§ JOB
Look through the records below, count the lines with the word "Reducing", and reply with only the number.

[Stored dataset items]
_ _ _ _
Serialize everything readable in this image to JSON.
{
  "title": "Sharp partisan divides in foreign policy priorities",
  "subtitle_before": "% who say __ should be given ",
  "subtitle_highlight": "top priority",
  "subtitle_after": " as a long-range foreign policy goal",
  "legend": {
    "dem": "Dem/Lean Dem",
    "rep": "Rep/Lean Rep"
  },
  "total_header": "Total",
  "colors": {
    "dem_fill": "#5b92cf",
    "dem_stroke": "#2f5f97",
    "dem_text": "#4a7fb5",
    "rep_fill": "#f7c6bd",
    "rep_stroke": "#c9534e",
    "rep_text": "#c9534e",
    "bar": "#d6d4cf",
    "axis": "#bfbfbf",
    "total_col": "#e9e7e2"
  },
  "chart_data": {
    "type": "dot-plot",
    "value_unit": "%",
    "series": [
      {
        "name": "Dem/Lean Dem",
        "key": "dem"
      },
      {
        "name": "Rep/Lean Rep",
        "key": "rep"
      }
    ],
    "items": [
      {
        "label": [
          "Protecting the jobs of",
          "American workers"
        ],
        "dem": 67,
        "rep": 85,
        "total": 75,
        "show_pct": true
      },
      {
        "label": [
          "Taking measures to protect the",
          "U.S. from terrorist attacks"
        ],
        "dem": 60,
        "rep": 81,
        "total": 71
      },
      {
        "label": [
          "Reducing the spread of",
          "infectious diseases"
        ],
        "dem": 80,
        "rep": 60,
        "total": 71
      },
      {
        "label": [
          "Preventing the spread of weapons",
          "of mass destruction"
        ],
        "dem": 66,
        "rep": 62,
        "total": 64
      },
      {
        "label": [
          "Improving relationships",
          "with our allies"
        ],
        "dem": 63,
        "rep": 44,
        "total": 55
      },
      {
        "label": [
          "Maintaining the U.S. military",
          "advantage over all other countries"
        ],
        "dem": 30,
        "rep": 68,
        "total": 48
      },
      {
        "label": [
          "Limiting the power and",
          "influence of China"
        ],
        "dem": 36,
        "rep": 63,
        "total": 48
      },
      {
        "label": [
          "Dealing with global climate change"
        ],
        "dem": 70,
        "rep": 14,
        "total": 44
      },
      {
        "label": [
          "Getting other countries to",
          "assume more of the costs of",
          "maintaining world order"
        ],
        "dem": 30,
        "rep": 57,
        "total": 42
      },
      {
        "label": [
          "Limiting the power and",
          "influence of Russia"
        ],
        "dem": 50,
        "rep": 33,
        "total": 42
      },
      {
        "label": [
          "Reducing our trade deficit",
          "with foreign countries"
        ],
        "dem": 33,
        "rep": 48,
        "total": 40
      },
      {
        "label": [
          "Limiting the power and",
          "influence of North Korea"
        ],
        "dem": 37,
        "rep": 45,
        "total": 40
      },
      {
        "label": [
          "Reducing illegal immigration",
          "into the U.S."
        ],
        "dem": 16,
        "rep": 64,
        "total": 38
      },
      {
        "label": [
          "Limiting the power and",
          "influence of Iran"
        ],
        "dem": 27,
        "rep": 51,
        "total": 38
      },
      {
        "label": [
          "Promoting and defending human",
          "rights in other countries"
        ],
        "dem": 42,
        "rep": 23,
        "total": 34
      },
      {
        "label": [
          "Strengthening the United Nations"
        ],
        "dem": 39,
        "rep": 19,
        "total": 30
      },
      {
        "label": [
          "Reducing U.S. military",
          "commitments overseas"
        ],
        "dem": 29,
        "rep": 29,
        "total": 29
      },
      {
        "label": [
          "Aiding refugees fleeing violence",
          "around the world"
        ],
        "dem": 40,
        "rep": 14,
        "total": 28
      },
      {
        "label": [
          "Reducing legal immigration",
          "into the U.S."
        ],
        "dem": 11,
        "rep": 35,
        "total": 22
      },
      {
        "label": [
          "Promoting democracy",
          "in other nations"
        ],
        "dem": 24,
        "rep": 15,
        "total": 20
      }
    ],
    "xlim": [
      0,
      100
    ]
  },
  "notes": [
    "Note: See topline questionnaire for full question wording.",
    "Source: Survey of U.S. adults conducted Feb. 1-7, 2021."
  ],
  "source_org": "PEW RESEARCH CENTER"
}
_ _ _ _
§ TASK ANSWER
5